● **RECORDS FOR THIS EXERCISE**:
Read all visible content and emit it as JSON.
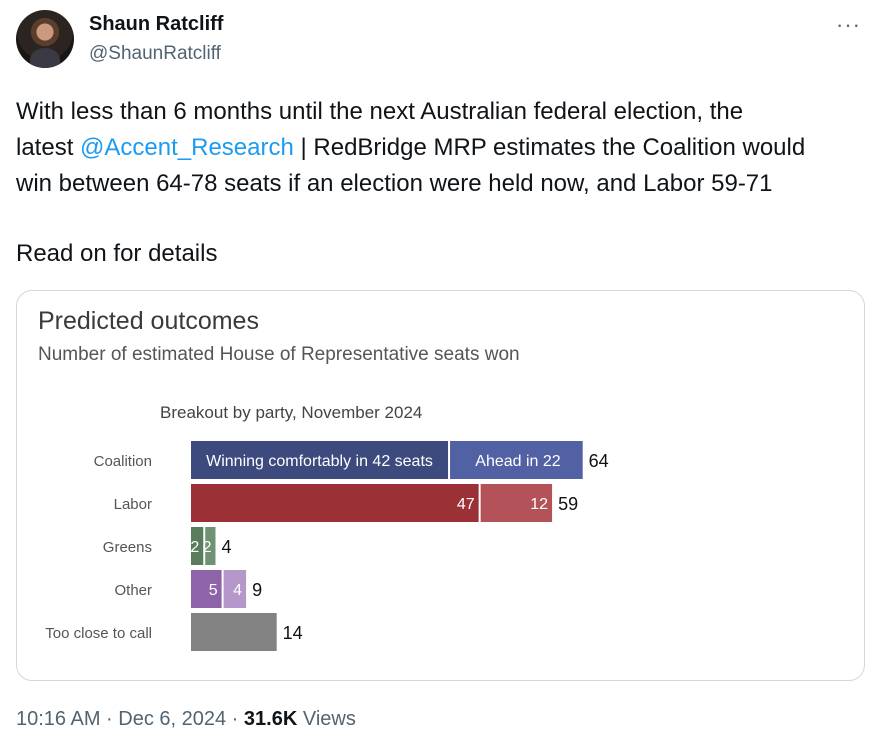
{
  "author": {
    "name": "Shaun Ratcliff",
    "handle": "@ShaunRatcliff"
  },
  "more_label": "···",
  "tweet": {
    "line1": "With less than 6 months until the next Australian federal election, the",
    "line2_prefix": "latest ",
    "mention": "@Accent_Research",
    "line2_suffix": " | RedBridge MRP estimates the Coalition would",
    "line3": "win between 64-78 seats if an election were held now, and Labor 59-71",
    "read_on": "Read on for details"
  },
  "card": {
    "title": "Predicted outcomes",
    "subtitle": "Number of estimated House of Representative seats won",
    "caption": "Breakout by party, November 2024"
  },
  "chart_data": {
    "type": "bar",
    "orientation": "horizontal",
    "stacked": true,
    "categories": [
      "Coalition",
      "Labor",
      "Greens",
      "Other",
      "Too close to call"
    ],
    "series": [
      {
        "values": [
          42,
          47,
          2,
          5,
          14
        ],
        "labels": [
          "Winning comfortably in 42 seats",
          "47",
          "2",
          "5",
          ""
        ]
      },
      {
        "values": [
          22,
          12,
          2,
          4,
          0
        ],
        "labels": [
          "Ahead in 22",
          "12",
          "2",
          "4",
          ""
        ]
      }
    ],
    "totals": [
      64,
      59,
      4,
      9,
      14
    ],
    "colors": {
      "Coalition": [
        "#3d4a7d",
        "#5161a4"
      ],
      "Labor": [
        "#9b3036",
        "#b35259"
      ],
      "Greens": [
        "#587c5c",
        "#6f9372"
      ],
      "Other": [
        "#8e63a8",
        "#b597c9"
      ],
      "Too close to call": [
        "#828282",
        "#828282"
      ]
    }
  },
  "footer": {
    "time": "10:16 AM · Dec 6, 2024 · ",
    "views_count": "31.6K",
    "views_label": " Views"
  }
}
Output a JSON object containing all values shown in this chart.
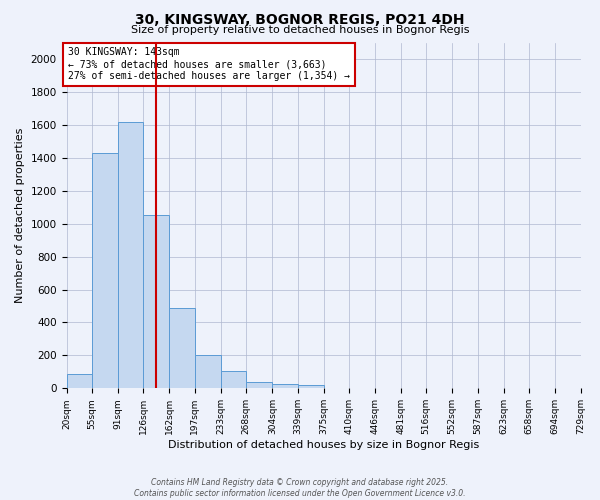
{
  "title": "30, KINGSWAY, BOGNOR REGIS, PO21 4DH",
  "subtitle": "Size of property relative to detached houses in Bognor Regis",
  "xlabel": "Distribution of detached houses by size in Bognor Regis",
  "ylabel": "Number of detached properties",
  "bins": [
    "20sqm",
    "55sqm",
    "91sqm",
    "126sqm",
    "162sqm",
    "197sqm",
    "233sqm",
    "268sqm",
    "304sqm",
    "339sqm",
    "375sqm",
    "410sqm",
    "446sqm",
    "481sqm",
    "516sqm",
    "552sqm",
    "587sqm",
    "623sqm",
    "658sqm",
    "694sqm",
    "729sqm"
  ],
  "bin_edges": [
    20,
    55,
    91,
    126,
    162,
    197,
    233,
    268,
    304,
    339,
    375,
    410,
    446,
    481,
    516,
    552,
    587,
    623,
    658,
    694,
    729
  ],
  "counts": [
    85,
    1430,
    1620,
    1055,
    490,
    205,
    105,
    40,
    25,
    20,
    0,
    0,
    0,
    0,
    0,
    0,
    0,
    0,
    0,
    0
  ],
  "bar_color": "#c5d8f0",
  "bar_edge_color": "#5b9bd5",
  "property_size": 143,
  "vline_color": "#cc0000",
  "annotation_box_color": "#cc0000",
  "annotation_text": "30 KINGSWAY: 143sqm\n← 73% of detached houses are smaller (3,663)\n27% of semi-detached houses are larger (1,354) →",
  "footer1": "Contains HM Land Registry data © Crown copyright and database right 2025.",
  "footer2": "Contains public sector information licensed under the Open Government Licence v3.0.",
  "bg_color": "#eef2fb",
  "grid_color": "#b0b8d0",
  "ylim": [
    0,
    2100
  ],
  "yticks": [
    0,
    200,
    400,
    600,
    800,
    1000,
    1200,
    1400,
    1600,
    1800,
    2000
  ]
}
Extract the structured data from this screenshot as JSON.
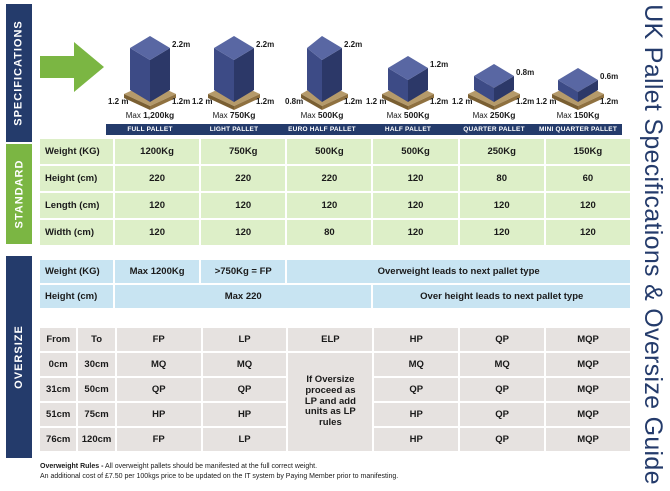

● **WHAT IS REQUIRED**: Pull out every line of the records above that contains the word "Number".

● **FINISHED EXERCISE**:
    "subtitle": "Number of estimated House of Representative seats won",
  "ylabel": "Number of detached properties",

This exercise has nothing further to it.